*JOB*. Copy out the listing exactly.
_____
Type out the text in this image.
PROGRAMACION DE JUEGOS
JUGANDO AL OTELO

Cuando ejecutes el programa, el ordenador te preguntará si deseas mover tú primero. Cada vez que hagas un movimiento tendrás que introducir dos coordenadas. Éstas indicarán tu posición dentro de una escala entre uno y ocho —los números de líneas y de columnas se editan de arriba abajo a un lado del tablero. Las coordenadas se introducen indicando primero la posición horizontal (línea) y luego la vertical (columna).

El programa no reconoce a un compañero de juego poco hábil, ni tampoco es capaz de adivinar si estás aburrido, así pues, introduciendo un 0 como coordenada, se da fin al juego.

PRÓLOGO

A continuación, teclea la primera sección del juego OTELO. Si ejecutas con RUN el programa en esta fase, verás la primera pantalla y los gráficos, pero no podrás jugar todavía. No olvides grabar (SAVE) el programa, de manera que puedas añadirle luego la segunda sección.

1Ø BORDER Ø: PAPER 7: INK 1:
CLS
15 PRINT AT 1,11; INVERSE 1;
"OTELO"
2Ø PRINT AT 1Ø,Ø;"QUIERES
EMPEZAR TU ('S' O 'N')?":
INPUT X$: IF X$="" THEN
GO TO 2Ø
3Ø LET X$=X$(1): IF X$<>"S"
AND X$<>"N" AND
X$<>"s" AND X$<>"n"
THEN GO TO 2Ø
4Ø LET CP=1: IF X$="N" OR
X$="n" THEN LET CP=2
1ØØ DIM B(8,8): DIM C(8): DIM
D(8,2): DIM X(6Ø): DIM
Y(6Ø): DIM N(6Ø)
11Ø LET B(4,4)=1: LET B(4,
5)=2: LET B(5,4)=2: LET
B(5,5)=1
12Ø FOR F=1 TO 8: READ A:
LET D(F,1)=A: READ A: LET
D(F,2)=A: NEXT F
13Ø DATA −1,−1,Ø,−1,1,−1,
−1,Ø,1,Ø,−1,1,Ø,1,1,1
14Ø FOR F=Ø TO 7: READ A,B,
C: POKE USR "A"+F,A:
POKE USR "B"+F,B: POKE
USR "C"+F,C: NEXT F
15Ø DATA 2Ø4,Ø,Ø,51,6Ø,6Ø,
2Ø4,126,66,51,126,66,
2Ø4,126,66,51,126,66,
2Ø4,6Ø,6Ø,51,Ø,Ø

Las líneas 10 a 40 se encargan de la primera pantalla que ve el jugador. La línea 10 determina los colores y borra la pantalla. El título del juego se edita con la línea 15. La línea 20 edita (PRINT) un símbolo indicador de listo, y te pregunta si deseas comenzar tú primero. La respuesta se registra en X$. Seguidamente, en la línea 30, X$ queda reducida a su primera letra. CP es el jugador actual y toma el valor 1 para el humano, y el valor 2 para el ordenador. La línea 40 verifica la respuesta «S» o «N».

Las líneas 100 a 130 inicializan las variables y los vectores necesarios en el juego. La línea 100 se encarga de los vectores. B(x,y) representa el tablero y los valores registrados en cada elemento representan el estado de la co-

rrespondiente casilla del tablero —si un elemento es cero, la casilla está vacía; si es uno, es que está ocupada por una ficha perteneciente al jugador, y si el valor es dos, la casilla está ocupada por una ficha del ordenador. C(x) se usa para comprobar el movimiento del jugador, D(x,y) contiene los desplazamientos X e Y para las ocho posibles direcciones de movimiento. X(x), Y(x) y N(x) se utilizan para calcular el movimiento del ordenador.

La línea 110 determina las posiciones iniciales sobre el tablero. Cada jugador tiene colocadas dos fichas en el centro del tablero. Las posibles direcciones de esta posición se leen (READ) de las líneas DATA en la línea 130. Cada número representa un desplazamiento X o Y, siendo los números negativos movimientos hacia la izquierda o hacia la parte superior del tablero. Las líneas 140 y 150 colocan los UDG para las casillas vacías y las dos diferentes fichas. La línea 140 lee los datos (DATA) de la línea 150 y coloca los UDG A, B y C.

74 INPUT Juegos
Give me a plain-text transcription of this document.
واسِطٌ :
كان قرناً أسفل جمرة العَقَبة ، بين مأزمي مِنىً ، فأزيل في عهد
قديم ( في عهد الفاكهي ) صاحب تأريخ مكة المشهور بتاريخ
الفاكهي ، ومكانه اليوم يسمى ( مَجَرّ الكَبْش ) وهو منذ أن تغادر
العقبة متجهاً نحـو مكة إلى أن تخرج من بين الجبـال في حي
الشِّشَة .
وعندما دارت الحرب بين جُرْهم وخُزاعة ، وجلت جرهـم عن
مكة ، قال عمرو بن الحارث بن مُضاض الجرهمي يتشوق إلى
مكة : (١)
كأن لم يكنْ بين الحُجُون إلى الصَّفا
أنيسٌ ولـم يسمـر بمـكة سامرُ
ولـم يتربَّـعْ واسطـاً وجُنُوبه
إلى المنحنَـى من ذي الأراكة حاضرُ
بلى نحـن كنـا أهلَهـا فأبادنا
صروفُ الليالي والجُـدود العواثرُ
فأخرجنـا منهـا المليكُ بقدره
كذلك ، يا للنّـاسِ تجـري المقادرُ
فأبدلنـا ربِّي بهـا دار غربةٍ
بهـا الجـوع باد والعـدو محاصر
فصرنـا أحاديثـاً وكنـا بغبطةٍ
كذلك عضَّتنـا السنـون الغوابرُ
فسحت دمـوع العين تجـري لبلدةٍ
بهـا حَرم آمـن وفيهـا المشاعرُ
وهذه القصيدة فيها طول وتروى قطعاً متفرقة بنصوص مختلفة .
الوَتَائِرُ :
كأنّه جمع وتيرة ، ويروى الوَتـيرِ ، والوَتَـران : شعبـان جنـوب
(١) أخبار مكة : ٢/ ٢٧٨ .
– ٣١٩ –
_____
*ANSWER TO THE PROBLEM*.
Type out the text in this image.
PROGRAMACION DE JUEGOS
JUGANDO AL OTELO

Cuando ejecutes el programa, el ordenador te preguntará si deseas mover tú primero. Cada vez que hagas un movimiento tendrás que introducir dos coordenadas. Éstas indicarán tu posición dentro de una escala entre uno y ocho —los números de líneas y de columnas se editan de arriba abajo a un lado del tablero. Las coordenadas se introducen indicando primero la posición horizontal (línea) y luego la vertical (columna).

El programa no reconoce a un compañero de juego poco hábil, ni tampoco es capaz de adivinar si estás aburrido, así pues, introduciendo un 0 como coordenada, se da fin al juego.

PRÓLOGO

A continuación, teclea la primera sección del juego OTELO. Si ejecutas con RUN el programa en esta fase, verás la primera pantalla y los gráficos, pero no podrás jugar todavía. No olvides grabar (SAVE) el programa, de manera que puedas añadirle luego la segunda sección.

1Ø BORDER Ø: PAPER 7: INK 1:
CLS
15 PRINT AT 1,11; INVERSE 1;
"OTELO"
2Ø PRINT AT 1Ø,Ø;"QUIERES
EMPEZAR TU ('S' O 'N')?":
INPUT X$: IF X$="" THEN
GO TO 2Ø
3Ø LET X$=X$(1): IF X$<>"S"
AND X$<>"N" AND
X$<>"s" AND X$<>"n"
THEN GO TO 2Ø
4Ø LET CP=1: IF X$="N" OR
X$="n" THEN LET CP=2
1ØØ DIM B(8,8): DIM C(8): DIM
D(8,2): DIM X(6Ø): DIM
Y(6Ø): DIM N(6Ø)
11Ø LET B(4,4)=1: LET B(4,
5)=2: LET B(5,4)=2: LET
B(5,5)=1
12Ø FOR F=1 TO 8: READ A:
LET D(F,1)=A: READ A: LET
D(F,2)=A: NEXT F
13Ø DATA −1,−1,Ø,−1,1,−1,
−1,Ø,1,Ø,−1,1,Ø,1,1,1
14Ø FOR F=Ø TO 7: READ A,B,
C: POKE USR "A"+F,A:
POKE USR "B"+F,B: POKE
USR "C"+F,C: NEXT F
15Ø DATA 2Ø4,Ø,Ø,51,6Ø,6Ø,
2Ø4,126,66,51,126,66,
2Ø4,126,66,51,126,66,
2Ø4,6Ø,6Ø,51,Ø,Ø

Las líneas 10 a 40 se encargan de la primera pantalla que ve el jugador. La línea 10 determina los colores y borra la pantalla. El título del juego se edita con la línea 15. La línea 20 edita (PRINT) un símbolo indicador de listo, y te pregunta si deseas comenzar tú primero. La respuesta se registra en X$. Seguidamente, en la línea 30, X$ queda reducida a su primera letra. CP es el jugador actual y toma el valor 1 para el humano, y el valor 2 para el ordenador. La línea 40 verifica la respuesta «S» o «N».

Las líneas 100 a 130 inicializan las variables y los vectores necesarios en el juego. La línea 100 se encarga de los vectores. B(x,y) representa el tablero y los valores registrados en cada elemento representan el estado de la co-

rrespondiente casilla del tablero —si un elemento es cero, la casilla está vacía; si es uno, es que está ocupada por una ficha perteneciente al jugador, y si el valor es dos, la casilla está ocupada por una ficha del ordenador. C(x) se usa para comprobar el movimiento del jugador, D(x,y) contiene los desplazamientos X e Y para las ocho posibles direcciones de movimiento. X(x), Y(x) y N(x) se utilizan para calcular el movimiento del ordenador.

La línea 110 determina las posiciones iniciales sobre el tablero. Cada jugador tiene colocadas dos fichas en el centro del tablero. Las posibles direcciones de esta posición se leen (READ) de las líneas DATA en la línea 130. Cada número representa un desplazamiento X o Y, siendo los números negativos movimientos hacia la izquierda o hacia la parte superior del tablero. Las líneas 140 y 150 colocan los UDG para las casillas vacías y las dos diferentes fichas. La línea 140 lee los datos (DATA) de la línea 150 y coloca los UDG A, B y C.

74 INPUT Juegos
Give me a plain-text transcription of this document.
واسِطٌ :
كان قرناً أسفل جمرة العَقَبة ، بين مأزمي مِنىً ، فأزيل في عهد
قديم ( في عهد الفاكهي ) صاحب تأريخ مكة المشهور بتاريخ
الفاكهي ، ومكانه اليوم يسمى ( مَجَرّ الكَبْش ) وهو منذ أن تغادر
العقبة متجهاً نحـو مكة إلى أن تخرج من بين الجبـال في حي
الشِّشَة .
وعندما دارت الحرب بين جُرْهم وخُزاعة ، وجلت جرهـم عن
مكة ، قال عمرو بن الحارث بن مُضاض الجرهمي يتشوق إلى
مكة : (١)
كأن لم يكنْ بين الحُجُون إلى الصَّفا
أنيسٌ ولـم يسمـر بمـكة سامرُ
ولـم يتربَّـعْ واسطـاً وجُنُوبه
إلى المنحنَـى من ذي الأراكة حاضرُ
بلى نحـن كنـا أهلَهـا فأبادنا
صروفُ الليالي والجُـدود العواثرُ
فأخرجنـا منهـا المليكُ بقدره
كذلك ، يا للنّـاسِ تجـري المقادرُ
فأبدلنـا ربِّي بهـا دار غربةٍ
بهـا الجـوع باد والعـدو محاصر
فصرنـا أحاديثـاً وكنـا بغبطةٍ
كذلك عضَّتنـا السنـون الغوابرُ
فسحت دمـوع العين تجـري لبلدةٍ
بهـا حَرم آمـن وفيهـا المشاعرُ
وهذه القصيدة فيها طول وتروى قطعاً متفرقة بنصوص مختلفة .
الوَتَائِرُ :
كأنّه جمع وتيرة ، ويروى الوَتـيرِ ، والوَتَـران : شعبـان جنـوب
(١) أخبار مكة : ٢/ ٢٧٨ .
– ٣١٩ –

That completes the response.